[Dataset rows about figures]
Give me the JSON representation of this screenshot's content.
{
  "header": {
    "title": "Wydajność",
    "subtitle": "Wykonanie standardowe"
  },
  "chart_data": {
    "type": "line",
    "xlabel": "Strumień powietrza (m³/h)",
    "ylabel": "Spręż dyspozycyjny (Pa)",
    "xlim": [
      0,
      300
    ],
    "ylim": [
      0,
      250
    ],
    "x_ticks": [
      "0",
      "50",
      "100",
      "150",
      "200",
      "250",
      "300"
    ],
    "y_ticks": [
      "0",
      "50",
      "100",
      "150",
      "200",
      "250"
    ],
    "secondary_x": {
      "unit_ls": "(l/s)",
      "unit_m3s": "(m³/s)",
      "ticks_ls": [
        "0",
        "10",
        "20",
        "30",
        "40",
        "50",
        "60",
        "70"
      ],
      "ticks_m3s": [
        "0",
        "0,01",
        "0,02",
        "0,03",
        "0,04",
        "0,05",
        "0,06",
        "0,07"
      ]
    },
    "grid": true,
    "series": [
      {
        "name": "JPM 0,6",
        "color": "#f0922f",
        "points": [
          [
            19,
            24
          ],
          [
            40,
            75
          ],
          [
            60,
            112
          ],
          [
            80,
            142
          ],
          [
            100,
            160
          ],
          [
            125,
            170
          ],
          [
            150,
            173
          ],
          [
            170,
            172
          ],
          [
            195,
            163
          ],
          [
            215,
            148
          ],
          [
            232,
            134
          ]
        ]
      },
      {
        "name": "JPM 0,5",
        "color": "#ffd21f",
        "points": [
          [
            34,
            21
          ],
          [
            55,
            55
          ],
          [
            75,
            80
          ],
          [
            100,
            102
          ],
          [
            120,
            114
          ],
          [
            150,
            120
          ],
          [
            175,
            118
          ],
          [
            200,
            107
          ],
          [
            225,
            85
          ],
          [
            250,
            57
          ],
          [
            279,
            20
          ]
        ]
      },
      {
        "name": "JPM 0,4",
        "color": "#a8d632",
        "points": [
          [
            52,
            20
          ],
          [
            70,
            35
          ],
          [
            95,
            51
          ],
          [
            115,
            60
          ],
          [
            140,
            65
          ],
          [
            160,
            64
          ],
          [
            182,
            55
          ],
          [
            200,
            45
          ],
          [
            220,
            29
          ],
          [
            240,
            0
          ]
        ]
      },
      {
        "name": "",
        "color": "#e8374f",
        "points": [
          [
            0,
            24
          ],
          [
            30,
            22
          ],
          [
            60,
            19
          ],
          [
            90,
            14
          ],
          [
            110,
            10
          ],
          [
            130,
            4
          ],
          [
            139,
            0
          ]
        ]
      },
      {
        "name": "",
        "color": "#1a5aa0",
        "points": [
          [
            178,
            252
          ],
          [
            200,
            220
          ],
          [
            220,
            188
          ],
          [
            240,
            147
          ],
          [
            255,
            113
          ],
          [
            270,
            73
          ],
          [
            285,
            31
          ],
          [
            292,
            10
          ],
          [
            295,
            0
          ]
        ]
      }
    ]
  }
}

◆ INSTRUCTIONS TO FOLLOW: All of the material above needs to be retyped word for word.

◆ ANSWER FOR THE TASK:
Give me the JSON representation of this screenshot's content.
{
  "header": {
    "title": "Wydajność",
    "subtitle": "Wykonanie standardowe"
  },
  "chart_data": {
    "type": "line",
    "xlabel": "Strumień powietrza (m³/h)",
    "ylabel": "Spręż dyspozycyjny (Pa)",
    "xlim": [
      0,
      300
    ],
    "ylim": [
      0,
      250
    ],
    "x_ticks": [
      "0",
      "50",
      "100",
      "150",
      "200",
      "250",
      "300"
    ],
    "y_ticks": [
      "0",
      "50",
      "100",
      "150",
      "200",
      "250"
    ],
    "secondary_x": {
      "unit_ls": "(l/s)",
      "unit_m3s": "(m³/s)",
      "ticks_ls": [
        "0",
        "10",
        "20",
        "30",
        "40",
        "50",
        "60",
        "70"
      ],
      "ticks_m3s": [
        "0",
        "0,01",
        "0,02",
        "0,03",
        "0,04",
        "0,05",
        "0,06",
        "0,07"
      ]
    },
    "grid": true,
    "series": [
      {
        "name": "JPM 0,6",
        "color": "#f0922f",
        "points": [
          [
            19,
            24
          ],
          [
            40,
            75
          ],
          [
            60,
            112
          ],
          [
            80,
            142
          ],
          [
            100,
            160
          ],
          [
            125,
            170
          ],
          [
            150,
            173
          ],
          [
            170,
            172
          ],
          [
            195,
            163
          ],
          [
            215,
            148
          ],
          [
            232,
            134
          ]
        ]
      },
      {
        "name": "JPM 0,5",
        "color": "#ffd21f",
        "points": [
          [
            34,
            21
          ],
          [
            55,
            55
          ],
          [
            75,
            80
          ],
          [
            100,
            102
          ],
          [
            120,
            114
          ],
          [
            150,
            120
          ],
          [
            175,
            118
          ],
          [
            200,
            107
          ],
          [
            225,
            85
          ],
          [
            250,
            57
          ],
          [
            279,
            20
          ]
        ]
      },
      {
        "name": "JPM 0,4",
        "color": "#a8d632",
        "points": [
          [
            52,
            20
          ],
          [
            70,
            35
          ],
          [
            95,
            51
          ],
          [
            115,
            60
          ],
          [
            140,
            65
          ],
          [
            160,
            64
          ],
          [
            182,
            55
          ],
          [
            200,
            45
          ],
          [
            220,
            29
          ],
          [
            240,
            0
          ]
        ]
      },
      {
        "name": "",
        "color": "#e8374f",
        "points": [
          [
            0,
            24
          ],
          [
            30,
            22
          ],
          [
            60,
            19
          ],
          [
            90,
            14
          ],
          [
            110,
            10
          ],
          [
            130,
            4
          ],
          [
            139,
            0
          ]
        ]
      },
      {
        "name": "",
        "color": "#1a5aa0",
        "points": [
          [
            178,
            252
          ],
          [
            200,
            220
          ],
          [
            220,
            188
          ],
          [
            240,
            147
          ],
          [
            255,
            113
          ],
          [
            270,
            73
          ],
          [
            285,
            31
          ],
          [
            292,
            10
          ],
          [
            295,
            0
          ]
        ]
      }
    ]
  }
}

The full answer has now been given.